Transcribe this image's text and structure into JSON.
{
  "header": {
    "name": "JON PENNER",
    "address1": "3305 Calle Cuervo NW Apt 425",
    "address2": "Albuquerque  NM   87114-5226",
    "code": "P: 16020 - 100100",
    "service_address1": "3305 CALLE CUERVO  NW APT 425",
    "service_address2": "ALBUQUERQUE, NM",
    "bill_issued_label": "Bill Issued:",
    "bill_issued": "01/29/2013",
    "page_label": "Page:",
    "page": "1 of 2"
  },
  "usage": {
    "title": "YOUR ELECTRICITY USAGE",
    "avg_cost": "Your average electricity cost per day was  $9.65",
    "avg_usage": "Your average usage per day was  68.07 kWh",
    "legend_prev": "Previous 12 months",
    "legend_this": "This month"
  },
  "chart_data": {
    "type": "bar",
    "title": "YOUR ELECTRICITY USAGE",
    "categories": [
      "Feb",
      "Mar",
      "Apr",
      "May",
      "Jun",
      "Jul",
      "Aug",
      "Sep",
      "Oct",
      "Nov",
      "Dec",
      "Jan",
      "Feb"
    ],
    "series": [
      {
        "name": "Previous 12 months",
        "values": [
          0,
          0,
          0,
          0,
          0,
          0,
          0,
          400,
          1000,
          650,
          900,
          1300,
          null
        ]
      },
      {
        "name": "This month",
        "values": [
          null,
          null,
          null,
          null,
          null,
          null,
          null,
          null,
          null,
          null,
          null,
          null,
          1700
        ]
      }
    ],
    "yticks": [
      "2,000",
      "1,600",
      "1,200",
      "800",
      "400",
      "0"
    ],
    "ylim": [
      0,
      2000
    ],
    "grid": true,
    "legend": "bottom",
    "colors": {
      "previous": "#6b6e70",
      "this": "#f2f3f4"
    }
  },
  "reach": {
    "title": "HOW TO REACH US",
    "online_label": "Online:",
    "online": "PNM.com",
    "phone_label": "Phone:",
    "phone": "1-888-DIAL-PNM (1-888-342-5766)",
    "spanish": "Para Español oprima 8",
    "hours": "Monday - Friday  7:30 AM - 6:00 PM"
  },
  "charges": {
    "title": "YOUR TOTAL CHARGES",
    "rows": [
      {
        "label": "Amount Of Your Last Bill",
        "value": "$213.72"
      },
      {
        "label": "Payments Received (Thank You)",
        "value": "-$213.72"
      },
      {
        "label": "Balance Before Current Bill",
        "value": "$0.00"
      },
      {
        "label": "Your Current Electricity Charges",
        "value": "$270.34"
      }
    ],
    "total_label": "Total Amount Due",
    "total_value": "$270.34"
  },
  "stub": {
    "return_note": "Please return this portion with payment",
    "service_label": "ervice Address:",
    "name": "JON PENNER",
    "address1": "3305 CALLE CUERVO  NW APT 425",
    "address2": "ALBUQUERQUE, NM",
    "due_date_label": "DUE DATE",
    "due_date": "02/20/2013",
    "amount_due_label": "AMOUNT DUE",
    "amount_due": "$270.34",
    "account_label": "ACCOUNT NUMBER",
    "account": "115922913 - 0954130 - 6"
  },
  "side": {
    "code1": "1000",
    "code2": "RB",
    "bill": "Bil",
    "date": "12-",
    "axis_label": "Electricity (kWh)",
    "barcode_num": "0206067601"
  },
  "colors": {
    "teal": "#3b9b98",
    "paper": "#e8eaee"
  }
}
- - -
Your instructions:
Within the material above, find the lines that contain the word "months"; copy them.

The solution:
    "legend_prev": "Previous 12 months",
        "name": "Previous 12 months",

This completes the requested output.